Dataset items
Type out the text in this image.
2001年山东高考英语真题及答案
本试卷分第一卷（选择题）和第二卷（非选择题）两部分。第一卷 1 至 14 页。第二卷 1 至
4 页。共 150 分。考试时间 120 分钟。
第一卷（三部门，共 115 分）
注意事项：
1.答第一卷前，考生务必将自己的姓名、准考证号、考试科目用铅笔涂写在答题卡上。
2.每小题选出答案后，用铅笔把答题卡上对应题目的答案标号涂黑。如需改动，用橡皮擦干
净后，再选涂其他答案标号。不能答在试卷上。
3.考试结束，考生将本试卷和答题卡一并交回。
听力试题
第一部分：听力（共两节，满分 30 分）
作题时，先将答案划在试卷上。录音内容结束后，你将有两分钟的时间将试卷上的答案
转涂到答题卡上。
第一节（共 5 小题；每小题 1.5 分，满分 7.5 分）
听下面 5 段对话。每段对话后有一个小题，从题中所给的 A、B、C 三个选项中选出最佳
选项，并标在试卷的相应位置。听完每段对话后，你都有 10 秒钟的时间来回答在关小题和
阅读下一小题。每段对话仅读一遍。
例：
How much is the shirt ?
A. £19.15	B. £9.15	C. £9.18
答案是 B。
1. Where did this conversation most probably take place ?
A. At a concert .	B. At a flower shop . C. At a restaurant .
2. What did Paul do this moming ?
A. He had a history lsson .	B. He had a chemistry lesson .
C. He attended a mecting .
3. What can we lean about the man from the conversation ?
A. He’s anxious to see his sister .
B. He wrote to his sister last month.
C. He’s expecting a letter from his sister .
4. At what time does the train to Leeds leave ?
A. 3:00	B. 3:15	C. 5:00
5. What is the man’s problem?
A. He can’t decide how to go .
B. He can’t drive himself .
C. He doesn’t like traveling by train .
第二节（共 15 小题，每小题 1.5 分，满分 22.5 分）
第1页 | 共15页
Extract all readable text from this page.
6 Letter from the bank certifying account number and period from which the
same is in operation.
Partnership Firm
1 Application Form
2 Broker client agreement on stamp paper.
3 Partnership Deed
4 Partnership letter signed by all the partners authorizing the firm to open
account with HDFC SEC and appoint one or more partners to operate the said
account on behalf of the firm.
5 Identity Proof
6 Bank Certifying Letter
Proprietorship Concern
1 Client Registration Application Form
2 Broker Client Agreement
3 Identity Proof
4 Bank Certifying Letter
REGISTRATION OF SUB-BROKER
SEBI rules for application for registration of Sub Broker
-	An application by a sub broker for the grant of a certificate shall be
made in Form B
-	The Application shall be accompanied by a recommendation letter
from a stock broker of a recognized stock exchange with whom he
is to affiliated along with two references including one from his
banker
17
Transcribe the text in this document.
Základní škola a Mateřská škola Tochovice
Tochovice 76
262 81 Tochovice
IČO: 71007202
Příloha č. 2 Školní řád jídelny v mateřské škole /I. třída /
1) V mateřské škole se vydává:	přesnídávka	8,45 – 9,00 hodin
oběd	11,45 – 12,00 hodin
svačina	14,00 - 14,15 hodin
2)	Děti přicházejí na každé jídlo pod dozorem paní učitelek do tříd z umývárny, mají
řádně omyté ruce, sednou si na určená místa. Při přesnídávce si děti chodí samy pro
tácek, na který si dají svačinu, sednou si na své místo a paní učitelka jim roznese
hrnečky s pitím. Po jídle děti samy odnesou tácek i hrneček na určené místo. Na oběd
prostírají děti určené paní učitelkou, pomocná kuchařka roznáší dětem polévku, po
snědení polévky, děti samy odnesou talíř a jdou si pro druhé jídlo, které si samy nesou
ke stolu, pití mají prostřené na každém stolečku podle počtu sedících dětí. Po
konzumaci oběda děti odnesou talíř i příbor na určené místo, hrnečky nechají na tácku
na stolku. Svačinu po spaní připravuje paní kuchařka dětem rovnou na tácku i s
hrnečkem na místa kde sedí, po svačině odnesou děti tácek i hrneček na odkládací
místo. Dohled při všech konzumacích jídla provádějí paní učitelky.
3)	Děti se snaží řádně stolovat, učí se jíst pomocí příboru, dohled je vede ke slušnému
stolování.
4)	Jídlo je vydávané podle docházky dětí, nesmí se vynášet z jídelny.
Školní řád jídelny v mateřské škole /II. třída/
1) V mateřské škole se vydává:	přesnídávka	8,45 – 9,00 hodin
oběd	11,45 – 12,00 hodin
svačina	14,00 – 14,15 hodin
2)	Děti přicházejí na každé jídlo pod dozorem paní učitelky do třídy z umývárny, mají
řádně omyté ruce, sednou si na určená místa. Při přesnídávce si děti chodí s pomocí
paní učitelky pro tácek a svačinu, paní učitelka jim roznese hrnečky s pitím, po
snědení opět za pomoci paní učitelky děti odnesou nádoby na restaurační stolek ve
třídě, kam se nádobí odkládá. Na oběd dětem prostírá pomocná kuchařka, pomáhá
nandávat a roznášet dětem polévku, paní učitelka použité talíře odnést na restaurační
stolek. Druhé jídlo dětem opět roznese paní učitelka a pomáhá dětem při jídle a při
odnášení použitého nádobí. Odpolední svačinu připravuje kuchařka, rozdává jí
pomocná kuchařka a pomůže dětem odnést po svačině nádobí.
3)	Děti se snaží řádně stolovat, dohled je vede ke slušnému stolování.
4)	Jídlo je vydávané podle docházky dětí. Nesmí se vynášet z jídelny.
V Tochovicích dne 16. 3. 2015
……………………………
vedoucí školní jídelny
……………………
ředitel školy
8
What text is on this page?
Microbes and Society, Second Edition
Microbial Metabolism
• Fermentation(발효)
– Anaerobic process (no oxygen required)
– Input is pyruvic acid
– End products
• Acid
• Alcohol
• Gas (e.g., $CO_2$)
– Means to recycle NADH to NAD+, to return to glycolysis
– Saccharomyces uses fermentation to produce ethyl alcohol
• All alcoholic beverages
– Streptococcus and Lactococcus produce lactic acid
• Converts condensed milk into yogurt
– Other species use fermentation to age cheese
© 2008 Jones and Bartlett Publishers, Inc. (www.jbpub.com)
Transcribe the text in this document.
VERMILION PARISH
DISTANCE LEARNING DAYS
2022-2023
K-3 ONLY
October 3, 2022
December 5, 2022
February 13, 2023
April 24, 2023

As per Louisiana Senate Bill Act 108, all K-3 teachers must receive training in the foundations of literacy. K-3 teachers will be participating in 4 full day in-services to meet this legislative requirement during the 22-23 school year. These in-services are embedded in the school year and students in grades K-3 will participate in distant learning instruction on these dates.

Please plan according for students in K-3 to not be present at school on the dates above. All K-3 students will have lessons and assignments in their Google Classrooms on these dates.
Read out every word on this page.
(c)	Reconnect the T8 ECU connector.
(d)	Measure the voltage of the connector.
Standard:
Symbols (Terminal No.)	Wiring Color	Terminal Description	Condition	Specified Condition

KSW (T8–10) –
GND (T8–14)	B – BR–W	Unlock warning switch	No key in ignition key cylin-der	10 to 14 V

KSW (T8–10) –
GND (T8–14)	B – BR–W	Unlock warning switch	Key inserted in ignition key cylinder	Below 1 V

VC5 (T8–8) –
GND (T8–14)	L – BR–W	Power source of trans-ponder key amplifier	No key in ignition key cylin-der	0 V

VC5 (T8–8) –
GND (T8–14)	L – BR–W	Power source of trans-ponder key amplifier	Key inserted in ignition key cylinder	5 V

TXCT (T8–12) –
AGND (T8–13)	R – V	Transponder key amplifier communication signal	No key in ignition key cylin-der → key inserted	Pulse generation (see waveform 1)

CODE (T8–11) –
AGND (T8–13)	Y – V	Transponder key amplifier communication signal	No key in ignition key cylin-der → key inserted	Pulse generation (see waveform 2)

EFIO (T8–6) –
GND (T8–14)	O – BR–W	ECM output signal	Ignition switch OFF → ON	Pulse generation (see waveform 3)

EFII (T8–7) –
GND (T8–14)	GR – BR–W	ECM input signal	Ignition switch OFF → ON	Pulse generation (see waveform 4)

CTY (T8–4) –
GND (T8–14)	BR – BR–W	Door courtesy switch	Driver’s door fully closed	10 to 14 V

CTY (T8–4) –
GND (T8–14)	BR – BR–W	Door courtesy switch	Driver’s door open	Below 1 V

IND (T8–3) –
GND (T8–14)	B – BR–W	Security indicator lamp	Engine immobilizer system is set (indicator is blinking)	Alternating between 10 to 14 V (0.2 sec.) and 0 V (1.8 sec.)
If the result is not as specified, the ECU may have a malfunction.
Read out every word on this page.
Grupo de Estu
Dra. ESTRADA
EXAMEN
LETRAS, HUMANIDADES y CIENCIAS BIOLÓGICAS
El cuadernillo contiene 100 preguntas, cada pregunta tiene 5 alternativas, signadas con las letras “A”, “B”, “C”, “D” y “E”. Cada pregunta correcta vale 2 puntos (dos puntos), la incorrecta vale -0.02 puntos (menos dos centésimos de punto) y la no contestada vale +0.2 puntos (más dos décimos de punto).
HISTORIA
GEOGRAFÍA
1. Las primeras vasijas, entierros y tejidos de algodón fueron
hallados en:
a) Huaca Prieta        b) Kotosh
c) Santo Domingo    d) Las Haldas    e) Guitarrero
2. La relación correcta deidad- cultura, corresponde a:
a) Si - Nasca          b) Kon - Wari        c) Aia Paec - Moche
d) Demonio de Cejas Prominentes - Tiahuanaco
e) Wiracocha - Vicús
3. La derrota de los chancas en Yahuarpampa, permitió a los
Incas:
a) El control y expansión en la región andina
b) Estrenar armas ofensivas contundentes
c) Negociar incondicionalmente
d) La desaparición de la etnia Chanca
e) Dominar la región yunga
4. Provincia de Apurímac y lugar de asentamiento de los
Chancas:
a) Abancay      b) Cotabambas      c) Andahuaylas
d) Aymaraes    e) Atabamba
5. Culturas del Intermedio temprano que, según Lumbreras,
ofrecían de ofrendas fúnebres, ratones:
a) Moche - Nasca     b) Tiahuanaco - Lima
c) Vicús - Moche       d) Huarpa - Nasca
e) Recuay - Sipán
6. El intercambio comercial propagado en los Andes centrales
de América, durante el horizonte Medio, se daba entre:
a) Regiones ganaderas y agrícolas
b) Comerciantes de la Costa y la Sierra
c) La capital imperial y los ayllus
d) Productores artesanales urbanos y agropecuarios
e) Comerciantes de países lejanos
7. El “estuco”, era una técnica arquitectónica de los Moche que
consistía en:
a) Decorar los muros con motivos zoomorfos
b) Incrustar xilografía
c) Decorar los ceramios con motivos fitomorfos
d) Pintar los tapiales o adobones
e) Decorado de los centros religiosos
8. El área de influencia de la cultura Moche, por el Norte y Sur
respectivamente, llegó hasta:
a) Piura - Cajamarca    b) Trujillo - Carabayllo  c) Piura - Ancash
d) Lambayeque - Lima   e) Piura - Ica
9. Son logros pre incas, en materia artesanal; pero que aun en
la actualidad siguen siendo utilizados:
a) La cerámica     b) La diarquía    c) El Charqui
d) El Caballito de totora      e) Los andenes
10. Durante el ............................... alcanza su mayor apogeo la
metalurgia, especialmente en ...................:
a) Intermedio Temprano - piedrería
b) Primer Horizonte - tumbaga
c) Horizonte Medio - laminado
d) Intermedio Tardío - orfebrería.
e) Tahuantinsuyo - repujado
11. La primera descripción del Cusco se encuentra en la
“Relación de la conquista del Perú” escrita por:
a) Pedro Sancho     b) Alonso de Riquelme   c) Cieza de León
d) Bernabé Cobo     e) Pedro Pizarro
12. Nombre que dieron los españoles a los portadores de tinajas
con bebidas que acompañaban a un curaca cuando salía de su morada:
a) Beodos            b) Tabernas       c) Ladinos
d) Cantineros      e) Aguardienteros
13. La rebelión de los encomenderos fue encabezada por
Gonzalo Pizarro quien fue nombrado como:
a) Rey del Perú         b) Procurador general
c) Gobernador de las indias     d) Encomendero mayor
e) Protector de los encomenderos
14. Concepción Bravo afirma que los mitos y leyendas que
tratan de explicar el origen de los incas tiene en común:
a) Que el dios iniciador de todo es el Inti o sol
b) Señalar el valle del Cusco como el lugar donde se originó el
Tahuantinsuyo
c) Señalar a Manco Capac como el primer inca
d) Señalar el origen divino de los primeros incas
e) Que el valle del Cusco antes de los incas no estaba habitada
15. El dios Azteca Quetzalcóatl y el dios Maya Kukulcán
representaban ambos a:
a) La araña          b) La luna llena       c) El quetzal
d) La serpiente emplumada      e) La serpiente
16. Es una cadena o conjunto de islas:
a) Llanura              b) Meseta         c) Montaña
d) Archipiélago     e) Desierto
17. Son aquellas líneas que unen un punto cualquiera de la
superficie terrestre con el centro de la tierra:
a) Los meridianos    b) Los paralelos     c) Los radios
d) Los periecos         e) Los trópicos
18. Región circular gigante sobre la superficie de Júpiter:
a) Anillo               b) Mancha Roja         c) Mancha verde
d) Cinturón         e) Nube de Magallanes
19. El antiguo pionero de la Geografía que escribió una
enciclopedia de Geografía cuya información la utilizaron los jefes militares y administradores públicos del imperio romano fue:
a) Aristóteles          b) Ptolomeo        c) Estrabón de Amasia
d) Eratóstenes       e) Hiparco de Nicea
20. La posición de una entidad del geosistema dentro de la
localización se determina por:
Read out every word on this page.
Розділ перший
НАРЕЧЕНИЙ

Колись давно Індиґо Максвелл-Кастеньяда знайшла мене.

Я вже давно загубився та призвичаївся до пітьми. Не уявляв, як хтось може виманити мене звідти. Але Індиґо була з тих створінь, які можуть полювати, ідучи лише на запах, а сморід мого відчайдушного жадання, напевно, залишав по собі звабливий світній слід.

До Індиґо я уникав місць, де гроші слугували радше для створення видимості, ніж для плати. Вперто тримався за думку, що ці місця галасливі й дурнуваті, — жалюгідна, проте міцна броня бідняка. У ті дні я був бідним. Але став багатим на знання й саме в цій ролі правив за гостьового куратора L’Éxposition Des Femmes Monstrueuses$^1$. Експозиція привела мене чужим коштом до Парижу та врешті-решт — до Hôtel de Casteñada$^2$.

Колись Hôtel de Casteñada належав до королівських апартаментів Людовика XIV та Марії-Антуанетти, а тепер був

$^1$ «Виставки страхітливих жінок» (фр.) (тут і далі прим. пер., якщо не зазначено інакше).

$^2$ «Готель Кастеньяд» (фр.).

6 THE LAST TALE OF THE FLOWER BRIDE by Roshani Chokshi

— Exercise prompt —
Where does the word "stolek" appear? Return each line that holds it.

— Solution to the exercise —
snědení opět za pomoci paní učitelky děti odnesou nádoby na restaurační stolek ve
stolek. Druhé jídlo dětem opět roznese paní učitelka a pomáhá dětem při jídle a při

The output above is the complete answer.